[Stored items from a collection]
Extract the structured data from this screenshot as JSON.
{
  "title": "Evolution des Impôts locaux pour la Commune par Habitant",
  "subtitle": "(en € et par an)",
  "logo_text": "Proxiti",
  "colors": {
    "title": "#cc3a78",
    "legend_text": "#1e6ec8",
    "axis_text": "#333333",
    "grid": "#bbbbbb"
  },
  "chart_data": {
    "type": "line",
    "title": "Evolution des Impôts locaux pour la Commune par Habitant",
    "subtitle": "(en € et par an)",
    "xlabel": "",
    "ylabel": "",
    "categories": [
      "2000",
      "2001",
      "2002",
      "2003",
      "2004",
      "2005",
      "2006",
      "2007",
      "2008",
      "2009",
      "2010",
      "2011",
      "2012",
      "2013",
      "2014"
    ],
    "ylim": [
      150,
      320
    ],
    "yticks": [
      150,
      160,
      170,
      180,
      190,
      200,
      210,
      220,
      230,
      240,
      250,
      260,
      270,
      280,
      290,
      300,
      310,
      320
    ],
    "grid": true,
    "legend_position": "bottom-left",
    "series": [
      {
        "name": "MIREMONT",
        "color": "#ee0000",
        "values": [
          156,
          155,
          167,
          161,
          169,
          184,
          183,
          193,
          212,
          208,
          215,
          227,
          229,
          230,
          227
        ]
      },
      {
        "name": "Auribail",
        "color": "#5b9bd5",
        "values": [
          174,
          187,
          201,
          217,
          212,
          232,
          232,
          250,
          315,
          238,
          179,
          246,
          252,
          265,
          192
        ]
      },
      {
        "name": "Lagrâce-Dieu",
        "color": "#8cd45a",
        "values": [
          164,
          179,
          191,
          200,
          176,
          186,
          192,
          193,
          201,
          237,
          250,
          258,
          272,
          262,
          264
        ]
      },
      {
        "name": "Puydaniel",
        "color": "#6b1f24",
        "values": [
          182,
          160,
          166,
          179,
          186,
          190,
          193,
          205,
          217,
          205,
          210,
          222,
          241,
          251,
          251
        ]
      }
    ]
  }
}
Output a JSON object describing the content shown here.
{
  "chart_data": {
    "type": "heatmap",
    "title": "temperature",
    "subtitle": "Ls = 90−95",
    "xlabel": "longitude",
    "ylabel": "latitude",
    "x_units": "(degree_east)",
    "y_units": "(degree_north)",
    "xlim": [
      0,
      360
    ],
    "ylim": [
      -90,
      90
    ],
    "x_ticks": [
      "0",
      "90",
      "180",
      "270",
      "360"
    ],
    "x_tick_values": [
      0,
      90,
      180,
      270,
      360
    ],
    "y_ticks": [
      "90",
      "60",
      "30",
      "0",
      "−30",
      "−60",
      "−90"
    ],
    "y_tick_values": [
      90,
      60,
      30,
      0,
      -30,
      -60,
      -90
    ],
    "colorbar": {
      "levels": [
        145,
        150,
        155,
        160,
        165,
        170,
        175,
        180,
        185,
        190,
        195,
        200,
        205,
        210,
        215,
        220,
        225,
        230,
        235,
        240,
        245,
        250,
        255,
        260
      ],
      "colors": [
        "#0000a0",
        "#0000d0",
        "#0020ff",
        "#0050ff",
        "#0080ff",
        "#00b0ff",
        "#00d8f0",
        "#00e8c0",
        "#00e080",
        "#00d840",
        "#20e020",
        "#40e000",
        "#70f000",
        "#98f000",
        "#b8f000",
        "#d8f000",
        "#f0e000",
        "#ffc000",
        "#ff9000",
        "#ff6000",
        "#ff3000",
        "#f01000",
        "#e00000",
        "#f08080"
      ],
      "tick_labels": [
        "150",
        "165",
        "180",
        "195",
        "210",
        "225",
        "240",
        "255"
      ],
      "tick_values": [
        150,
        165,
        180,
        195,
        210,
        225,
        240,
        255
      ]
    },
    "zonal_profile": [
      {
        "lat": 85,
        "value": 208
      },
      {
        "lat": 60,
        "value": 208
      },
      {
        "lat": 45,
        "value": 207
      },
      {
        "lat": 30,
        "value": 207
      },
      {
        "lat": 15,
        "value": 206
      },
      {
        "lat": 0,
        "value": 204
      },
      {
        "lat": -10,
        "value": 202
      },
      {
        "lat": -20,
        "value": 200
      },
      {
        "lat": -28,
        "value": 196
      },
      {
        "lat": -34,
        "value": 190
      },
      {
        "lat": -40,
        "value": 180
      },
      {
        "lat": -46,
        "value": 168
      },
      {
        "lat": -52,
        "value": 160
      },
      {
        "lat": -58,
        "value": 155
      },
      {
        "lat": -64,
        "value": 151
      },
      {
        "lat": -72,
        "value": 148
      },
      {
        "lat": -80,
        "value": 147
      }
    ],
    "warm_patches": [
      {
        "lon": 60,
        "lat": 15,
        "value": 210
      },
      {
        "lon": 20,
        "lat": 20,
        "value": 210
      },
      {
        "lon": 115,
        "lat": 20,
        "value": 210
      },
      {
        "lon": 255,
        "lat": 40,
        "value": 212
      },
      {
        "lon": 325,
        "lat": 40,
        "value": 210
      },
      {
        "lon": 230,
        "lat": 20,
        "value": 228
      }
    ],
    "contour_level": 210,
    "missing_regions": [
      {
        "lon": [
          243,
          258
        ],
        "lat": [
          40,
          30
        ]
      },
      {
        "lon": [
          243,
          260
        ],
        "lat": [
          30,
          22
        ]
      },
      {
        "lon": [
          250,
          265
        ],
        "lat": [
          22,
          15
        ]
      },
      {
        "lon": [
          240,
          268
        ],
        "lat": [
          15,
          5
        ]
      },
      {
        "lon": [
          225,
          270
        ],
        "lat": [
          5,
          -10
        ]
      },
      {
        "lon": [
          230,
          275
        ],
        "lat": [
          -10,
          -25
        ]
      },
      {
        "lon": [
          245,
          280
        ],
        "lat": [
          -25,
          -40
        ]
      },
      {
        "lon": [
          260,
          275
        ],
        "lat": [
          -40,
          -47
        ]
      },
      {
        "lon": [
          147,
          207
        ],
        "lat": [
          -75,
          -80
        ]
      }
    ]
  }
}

# TASK:
Gather all the lines that include the word "name" and copy them out.

# THE ANSWER:
        "name": "MIREMONT",
        "name": "Auribail",
        "name": "Lagrâce-Dieu",
        "name": "Puydaniel",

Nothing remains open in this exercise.